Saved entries
-- Begin --
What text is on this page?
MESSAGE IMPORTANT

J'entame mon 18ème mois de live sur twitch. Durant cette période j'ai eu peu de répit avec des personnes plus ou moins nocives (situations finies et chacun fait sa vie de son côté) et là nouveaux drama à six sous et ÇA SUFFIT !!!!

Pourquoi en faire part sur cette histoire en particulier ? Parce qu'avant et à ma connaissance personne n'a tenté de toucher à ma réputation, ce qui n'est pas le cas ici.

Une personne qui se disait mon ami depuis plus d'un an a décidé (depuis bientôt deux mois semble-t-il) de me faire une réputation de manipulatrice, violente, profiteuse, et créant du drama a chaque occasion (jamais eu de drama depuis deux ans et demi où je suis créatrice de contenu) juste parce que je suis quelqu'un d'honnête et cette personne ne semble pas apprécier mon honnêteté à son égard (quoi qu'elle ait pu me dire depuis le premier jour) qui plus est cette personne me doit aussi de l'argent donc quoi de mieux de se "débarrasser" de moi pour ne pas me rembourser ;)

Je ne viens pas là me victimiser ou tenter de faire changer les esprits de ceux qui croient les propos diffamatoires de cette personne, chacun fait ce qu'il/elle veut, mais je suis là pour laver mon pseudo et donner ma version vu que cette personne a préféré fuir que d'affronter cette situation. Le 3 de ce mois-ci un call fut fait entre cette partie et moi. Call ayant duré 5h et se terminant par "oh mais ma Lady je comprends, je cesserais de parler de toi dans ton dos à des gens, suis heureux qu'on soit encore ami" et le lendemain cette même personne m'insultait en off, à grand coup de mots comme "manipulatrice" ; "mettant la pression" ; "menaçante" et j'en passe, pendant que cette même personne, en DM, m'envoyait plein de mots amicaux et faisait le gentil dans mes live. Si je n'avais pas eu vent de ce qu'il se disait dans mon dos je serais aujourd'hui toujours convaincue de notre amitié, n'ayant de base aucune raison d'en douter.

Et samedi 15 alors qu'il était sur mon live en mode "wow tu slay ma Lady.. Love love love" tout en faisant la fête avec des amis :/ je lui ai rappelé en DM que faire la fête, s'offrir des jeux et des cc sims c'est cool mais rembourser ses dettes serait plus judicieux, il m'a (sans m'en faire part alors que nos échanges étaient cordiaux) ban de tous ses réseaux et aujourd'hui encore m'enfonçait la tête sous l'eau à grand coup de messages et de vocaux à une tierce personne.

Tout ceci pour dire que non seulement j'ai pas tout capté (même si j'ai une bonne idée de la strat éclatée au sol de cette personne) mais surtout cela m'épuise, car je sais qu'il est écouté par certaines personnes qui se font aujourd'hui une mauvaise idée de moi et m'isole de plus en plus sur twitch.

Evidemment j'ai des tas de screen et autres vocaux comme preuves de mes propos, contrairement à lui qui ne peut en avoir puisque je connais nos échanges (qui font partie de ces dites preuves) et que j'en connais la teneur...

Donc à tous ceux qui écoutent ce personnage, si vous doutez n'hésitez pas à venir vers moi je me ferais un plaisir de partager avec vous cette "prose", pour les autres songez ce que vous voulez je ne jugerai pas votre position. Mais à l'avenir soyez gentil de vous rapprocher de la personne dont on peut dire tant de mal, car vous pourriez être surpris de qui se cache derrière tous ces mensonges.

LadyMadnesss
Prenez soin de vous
-- End --
* [Aim]: Search the entries for the word "peut" and pick out every line that holds it.

* [Written response]:
Evidemment j'ai des tas de screen et autres vocaux comme preuves de mes propos, contrairement à lui qui ne peut en avoir puisque je connais nos échanges (qui font partie de ces dites preuves) et que j'en connais la teneur...
Donc à tous ceux qui écoutent ce personnage, si vous doutez n'hésitez pas à venir vers moi je me ferais un plaisir de partager avec vous cette "prose", pour les autres songez ce que vous voulez je ne jugerai pas votre position. Mais à l'avenir soyez gentil de vous rapprocher de la personne dont on peut dire tant de mal, car vous pourriez être surpris de qui se cache derrière tous ces mensonges.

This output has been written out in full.